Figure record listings
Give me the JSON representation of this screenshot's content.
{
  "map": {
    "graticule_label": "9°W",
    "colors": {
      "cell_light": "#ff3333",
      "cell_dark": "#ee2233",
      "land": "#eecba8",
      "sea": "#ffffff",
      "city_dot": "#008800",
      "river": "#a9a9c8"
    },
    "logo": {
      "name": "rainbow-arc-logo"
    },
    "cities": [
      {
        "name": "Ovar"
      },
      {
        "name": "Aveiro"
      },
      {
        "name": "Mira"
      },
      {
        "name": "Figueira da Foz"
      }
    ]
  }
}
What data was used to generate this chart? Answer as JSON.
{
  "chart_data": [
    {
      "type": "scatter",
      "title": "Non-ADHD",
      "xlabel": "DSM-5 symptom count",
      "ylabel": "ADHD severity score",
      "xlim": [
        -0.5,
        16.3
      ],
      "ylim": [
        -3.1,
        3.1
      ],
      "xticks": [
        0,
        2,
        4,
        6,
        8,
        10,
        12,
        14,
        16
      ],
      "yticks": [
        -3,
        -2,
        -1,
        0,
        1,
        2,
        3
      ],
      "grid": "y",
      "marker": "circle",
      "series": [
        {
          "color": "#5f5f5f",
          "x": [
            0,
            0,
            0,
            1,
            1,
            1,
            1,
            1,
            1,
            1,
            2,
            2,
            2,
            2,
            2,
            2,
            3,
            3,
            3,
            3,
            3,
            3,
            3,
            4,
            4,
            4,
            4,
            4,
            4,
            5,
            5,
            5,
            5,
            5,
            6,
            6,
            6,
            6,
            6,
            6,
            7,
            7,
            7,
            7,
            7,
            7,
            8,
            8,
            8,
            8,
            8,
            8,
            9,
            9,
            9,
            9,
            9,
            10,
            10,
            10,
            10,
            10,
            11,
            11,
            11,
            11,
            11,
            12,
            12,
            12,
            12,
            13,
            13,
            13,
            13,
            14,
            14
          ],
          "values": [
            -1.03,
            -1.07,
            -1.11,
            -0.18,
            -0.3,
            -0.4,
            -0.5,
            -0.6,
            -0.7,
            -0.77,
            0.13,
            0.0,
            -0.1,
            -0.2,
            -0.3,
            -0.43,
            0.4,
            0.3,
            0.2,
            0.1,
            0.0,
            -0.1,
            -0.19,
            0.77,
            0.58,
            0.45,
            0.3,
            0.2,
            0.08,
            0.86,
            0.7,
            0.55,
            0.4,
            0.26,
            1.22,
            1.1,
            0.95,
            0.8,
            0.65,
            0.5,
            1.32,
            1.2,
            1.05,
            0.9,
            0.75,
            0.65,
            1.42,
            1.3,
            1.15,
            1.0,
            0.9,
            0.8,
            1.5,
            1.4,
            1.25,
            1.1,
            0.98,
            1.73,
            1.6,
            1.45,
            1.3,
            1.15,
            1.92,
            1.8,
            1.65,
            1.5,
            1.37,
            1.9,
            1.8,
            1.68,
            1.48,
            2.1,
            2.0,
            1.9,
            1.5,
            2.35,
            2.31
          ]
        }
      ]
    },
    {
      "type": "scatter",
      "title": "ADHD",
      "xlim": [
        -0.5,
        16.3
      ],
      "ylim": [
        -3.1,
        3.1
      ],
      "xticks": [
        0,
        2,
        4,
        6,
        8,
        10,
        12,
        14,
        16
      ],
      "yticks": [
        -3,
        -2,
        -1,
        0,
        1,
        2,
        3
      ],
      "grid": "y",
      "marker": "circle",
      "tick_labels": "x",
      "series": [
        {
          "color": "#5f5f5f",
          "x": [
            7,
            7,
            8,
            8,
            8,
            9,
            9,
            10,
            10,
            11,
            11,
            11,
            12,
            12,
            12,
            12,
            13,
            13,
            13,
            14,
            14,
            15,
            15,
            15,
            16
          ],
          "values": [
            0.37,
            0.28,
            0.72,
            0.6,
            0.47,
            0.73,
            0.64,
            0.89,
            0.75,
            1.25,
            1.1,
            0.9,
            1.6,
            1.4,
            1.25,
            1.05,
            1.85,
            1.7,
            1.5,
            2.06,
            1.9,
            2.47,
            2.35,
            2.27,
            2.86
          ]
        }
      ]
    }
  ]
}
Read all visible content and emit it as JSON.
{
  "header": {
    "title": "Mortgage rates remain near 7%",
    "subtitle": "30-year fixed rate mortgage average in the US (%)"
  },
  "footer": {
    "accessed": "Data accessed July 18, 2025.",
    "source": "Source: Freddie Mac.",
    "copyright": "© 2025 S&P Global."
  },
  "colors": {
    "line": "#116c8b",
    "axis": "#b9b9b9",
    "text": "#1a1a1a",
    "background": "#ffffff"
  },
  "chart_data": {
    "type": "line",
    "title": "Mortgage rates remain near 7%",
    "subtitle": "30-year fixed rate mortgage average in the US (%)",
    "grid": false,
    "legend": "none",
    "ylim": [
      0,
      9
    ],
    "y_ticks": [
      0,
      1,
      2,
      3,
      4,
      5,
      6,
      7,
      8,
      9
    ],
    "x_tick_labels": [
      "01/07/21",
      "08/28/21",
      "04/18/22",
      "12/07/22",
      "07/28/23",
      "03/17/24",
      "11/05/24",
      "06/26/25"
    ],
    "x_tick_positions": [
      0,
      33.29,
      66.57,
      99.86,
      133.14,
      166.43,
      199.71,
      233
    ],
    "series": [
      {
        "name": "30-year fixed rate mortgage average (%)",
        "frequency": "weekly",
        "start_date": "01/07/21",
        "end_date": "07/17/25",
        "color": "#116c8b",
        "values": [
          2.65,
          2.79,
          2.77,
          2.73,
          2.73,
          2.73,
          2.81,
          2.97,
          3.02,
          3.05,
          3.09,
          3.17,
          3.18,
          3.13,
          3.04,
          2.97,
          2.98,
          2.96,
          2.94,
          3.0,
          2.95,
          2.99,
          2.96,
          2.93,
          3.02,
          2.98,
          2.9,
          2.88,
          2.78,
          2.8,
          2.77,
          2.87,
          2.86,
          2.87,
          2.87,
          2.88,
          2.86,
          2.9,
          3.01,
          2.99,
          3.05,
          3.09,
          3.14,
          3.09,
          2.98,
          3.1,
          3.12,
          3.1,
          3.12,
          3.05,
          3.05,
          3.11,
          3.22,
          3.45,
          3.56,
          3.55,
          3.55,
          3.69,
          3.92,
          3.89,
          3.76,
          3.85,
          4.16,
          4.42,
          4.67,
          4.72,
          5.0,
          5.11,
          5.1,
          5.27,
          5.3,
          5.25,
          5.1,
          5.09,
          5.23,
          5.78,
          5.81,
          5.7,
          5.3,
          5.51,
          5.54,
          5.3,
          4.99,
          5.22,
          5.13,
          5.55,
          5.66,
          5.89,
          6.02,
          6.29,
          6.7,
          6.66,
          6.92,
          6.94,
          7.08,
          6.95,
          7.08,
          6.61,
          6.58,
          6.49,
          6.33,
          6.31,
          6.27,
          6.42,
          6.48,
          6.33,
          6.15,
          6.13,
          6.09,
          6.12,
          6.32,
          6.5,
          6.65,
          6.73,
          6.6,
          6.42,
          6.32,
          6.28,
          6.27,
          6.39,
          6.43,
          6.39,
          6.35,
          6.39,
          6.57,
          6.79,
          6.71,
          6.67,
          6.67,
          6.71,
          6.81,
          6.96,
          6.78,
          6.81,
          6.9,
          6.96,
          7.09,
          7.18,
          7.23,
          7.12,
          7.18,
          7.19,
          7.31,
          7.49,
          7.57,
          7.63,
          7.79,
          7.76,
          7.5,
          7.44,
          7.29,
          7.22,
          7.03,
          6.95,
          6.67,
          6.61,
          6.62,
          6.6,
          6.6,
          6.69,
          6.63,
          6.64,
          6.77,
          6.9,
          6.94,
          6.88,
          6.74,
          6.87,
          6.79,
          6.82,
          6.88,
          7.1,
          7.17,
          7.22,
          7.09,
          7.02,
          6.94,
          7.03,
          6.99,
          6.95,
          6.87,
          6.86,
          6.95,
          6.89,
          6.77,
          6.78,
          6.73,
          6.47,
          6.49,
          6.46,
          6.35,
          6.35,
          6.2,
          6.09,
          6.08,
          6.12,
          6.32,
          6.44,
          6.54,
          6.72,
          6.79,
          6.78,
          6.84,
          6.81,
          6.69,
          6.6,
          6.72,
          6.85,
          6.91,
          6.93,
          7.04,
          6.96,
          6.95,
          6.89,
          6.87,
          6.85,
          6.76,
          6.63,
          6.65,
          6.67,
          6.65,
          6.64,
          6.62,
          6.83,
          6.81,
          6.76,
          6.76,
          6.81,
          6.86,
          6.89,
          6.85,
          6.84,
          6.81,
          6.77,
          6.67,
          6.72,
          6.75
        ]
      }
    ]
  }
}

Given problem - Choose all lines containing the string "JSON" and copy them out.

Solution to the exercise -
Give me the JSON representation of this screenshot's content.
What data was used to generate this chart? Answer as JSON.
Read all visible content and emit it as JSON.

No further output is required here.